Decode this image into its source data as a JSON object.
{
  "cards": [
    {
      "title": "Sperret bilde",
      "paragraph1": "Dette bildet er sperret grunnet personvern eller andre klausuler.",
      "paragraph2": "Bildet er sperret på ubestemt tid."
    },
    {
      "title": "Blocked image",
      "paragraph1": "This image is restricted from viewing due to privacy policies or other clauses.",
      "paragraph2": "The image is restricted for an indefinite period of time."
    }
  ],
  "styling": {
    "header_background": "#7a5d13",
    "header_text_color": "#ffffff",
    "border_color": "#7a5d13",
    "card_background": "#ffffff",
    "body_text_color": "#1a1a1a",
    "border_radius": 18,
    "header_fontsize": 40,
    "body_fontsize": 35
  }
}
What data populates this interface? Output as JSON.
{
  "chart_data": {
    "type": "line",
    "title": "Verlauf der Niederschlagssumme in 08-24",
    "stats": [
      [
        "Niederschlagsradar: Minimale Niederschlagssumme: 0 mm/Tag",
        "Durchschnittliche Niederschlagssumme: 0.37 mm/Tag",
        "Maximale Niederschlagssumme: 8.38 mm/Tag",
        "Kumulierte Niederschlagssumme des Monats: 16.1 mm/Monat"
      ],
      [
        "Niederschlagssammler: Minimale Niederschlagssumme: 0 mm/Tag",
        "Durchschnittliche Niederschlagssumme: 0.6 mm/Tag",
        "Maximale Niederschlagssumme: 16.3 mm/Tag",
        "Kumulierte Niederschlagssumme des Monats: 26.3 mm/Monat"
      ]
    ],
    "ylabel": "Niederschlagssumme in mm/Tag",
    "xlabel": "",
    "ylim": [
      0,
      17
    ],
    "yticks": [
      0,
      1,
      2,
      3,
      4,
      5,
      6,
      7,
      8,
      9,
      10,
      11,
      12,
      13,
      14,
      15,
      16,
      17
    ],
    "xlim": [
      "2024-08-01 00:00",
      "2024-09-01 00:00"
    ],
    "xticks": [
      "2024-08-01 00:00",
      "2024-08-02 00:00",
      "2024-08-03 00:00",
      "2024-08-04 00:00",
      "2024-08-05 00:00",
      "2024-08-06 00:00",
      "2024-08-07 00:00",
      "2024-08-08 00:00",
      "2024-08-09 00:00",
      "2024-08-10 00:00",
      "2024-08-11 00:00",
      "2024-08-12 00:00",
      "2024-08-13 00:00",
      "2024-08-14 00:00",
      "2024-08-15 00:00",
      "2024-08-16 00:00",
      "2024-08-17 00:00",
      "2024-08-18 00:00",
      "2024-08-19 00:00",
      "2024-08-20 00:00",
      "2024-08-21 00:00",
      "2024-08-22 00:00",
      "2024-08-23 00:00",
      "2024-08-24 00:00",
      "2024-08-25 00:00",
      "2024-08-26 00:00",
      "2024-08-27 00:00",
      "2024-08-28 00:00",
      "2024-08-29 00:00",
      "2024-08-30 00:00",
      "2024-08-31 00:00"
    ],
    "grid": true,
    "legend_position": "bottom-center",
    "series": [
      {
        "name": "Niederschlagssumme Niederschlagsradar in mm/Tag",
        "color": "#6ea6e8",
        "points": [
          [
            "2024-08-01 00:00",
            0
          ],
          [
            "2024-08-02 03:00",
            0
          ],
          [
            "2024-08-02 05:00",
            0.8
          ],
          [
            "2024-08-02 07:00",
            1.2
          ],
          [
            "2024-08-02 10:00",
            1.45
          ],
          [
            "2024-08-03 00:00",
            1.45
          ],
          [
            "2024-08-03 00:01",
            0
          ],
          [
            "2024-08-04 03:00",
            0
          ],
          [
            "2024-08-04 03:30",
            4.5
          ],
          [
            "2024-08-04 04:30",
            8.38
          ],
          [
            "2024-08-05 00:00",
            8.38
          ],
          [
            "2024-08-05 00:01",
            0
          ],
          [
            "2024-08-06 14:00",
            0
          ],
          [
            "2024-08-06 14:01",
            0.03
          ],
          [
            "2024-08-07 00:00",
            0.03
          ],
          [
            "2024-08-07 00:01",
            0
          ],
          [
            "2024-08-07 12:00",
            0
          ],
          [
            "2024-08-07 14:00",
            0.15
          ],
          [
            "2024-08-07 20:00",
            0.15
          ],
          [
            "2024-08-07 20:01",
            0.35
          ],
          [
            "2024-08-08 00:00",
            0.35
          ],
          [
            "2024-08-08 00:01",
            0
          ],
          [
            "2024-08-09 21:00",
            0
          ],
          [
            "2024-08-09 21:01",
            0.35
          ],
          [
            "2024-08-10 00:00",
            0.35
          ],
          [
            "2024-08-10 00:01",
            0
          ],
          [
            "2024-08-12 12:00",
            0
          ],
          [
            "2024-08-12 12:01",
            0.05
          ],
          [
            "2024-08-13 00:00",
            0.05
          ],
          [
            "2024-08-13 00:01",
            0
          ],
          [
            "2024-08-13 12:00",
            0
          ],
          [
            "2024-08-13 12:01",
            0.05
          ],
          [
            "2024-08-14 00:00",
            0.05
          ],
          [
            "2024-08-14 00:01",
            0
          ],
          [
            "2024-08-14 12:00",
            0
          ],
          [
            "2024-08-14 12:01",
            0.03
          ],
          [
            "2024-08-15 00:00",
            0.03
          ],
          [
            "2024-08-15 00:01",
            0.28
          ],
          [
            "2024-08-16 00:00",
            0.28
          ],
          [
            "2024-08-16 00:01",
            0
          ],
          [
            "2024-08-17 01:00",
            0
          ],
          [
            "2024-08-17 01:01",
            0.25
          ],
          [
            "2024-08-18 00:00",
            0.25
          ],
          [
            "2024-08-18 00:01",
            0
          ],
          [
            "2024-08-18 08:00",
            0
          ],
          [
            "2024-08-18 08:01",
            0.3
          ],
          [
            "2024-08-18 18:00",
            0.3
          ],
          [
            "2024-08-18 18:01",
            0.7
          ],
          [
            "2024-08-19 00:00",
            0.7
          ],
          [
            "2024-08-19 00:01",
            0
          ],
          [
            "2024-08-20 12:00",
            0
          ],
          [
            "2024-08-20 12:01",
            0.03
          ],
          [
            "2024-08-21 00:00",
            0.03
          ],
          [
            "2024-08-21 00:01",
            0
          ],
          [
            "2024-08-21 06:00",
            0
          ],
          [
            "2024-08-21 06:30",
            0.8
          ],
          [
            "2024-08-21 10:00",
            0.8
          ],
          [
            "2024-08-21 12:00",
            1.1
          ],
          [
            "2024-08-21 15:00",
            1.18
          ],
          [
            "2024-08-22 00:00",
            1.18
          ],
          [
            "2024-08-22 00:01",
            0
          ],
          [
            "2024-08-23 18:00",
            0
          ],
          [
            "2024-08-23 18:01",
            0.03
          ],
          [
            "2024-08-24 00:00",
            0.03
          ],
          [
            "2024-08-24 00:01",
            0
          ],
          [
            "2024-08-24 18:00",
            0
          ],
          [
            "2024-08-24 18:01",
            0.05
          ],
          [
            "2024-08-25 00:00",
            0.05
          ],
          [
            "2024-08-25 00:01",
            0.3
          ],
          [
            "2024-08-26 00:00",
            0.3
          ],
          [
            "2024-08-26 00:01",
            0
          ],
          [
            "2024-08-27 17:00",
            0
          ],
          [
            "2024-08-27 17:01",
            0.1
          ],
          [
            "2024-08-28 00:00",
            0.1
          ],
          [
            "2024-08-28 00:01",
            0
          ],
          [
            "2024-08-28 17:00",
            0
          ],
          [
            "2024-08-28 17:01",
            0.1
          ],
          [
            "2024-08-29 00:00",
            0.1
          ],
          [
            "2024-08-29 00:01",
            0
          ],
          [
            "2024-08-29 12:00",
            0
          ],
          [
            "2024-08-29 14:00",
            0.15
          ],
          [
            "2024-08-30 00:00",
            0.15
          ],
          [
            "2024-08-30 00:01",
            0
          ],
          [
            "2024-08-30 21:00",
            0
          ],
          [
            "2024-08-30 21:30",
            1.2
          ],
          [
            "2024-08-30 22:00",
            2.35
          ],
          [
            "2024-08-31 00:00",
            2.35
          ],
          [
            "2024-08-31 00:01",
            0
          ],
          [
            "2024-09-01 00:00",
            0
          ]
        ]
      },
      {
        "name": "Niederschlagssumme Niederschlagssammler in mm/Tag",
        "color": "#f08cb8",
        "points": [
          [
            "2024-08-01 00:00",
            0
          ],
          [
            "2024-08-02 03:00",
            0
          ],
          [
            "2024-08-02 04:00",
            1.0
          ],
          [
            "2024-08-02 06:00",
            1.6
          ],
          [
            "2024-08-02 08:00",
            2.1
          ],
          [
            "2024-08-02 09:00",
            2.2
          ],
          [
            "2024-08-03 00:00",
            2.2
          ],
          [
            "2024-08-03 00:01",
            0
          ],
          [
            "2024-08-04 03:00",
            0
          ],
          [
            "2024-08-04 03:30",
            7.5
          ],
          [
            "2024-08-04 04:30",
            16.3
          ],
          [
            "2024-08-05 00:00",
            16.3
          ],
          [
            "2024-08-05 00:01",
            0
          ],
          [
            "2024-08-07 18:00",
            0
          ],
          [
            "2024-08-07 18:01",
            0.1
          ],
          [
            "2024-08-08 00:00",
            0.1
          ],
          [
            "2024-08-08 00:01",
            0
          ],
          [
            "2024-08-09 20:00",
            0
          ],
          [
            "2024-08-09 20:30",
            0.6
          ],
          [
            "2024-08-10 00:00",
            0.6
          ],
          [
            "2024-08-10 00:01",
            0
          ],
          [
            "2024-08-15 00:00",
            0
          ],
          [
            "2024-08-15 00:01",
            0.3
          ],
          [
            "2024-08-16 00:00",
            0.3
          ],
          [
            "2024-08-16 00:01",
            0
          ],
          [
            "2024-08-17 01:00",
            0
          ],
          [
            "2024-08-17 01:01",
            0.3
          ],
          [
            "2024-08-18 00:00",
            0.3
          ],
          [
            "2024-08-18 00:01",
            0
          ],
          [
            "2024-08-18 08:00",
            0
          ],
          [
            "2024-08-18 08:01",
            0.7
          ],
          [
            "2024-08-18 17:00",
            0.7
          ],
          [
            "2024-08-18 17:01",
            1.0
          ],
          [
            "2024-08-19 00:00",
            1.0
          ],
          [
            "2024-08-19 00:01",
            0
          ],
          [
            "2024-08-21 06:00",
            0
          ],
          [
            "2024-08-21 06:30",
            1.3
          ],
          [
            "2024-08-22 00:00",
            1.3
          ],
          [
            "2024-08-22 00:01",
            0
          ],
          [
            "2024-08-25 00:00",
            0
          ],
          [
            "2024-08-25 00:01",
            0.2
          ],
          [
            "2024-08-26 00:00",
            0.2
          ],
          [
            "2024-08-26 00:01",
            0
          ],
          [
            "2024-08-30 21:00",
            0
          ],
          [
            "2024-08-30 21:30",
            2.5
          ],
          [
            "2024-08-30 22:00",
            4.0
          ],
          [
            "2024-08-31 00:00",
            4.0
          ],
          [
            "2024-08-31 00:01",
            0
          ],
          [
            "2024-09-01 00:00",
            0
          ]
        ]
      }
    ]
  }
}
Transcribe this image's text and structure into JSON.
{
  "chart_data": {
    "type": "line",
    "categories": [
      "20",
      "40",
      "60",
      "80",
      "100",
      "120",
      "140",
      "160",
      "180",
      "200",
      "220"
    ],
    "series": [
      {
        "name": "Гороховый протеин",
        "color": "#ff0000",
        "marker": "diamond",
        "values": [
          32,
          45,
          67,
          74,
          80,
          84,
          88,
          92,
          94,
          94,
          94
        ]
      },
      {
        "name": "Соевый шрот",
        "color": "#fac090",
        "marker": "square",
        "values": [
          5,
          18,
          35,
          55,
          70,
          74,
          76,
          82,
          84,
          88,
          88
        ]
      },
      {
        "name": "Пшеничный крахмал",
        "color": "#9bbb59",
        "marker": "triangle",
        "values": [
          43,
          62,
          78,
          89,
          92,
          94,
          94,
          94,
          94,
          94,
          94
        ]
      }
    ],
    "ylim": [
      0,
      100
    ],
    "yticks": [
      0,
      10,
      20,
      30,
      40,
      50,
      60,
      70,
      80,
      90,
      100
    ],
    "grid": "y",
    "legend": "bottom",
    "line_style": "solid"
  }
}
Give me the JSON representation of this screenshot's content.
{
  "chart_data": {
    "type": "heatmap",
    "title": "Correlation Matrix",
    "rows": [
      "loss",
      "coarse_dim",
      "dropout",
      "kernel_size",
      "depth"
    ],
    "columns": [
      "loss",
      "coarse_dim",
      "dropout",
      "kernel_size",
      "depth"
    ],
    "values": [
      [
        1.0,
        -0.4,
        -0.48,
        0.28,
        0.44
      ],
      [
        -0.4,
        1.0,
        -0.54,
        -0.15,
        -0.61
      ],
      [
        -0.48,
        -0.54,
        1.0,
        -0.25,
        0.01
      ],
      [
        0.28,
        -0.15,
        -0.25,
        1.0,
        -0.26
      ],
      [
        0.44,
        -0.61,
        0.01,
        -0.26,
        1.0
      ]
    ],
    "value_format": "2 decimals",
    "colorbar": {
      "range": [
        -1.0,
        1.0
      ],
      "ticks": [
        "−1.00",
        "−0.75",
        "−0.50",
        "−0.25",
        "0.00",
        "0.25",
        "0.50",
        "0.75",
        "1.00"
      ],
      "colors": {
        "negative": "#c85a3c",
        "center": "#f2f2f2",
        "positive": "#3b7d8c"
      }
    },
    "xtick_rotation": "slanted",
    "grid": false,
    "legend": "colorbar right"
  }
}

- **Challenge**: Check every line of the material for the string "Maximale" and give the number of lines that have it, without anything else.

- **Answer to the task**: 2